— start —

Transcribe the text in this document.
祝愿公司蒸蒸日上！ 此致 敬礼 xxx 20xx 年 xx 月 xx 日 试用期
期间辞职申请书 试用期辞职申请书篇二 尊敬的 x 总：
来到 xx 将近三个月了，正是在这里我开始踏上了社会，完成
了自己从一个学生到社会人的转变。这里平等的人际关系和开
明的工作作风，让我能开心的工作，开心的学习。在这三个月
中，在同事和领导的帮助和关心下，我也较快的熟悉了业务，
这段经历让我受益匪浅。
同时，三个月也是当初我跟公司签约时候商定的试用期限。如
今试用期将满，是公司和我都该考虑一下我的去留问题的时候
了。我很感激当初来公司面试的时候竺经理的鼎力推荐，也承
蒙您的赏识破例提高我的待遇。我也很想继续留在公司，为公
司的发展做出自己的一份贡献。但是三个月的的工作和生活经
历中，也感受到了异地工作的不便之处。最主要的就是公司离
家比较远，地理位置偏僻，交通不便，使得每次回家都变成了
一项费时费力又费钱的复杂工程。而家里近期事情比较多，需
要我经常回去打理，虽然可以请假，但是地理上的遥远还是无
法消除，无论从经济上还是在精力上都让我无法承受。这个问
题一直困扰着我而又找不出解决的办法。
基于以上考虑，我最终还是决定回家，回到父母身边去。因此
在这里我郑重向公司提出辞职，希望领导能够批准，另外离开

— end —
— start —

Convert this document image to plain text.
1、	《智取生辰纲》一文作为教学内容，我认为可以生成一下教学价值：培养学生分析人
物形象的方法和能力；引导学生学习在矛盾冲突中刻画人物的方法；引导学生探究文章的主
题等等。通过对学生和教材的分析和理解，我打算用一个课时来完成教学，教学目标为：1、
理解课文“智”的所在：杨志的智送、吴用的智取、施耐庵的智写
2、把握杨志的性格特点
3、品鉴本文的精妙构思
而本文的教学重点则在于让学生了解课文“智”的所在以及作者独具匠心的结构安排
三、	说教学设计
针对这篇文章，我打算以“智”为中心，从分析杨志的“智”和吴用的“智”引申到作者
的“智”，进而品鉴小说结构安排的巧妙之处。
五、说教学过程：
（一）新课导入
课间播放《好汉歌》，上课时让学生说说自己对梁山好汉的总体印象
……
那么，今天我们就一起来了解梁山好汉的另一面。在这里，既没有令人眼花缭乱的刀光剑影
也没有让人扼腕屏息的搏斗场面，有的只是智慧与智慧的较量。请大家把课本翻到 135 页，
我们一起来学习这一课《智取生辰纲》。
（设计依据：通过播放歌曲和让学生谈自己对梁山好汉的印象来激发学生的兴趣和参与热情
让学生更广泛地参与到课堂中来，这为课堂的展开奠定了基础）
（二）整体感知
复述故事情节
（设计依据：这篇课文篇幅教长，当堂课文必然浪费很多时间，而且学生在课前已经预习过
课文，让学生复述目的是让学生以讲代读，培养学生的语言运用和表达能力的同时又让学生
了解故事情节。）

— end —

### AIM OF THE EXERCISE
From the data, pick out every line that includes "text".

### TASK RESULT
Transcribe the text in this document.
Convert this document image to plain text.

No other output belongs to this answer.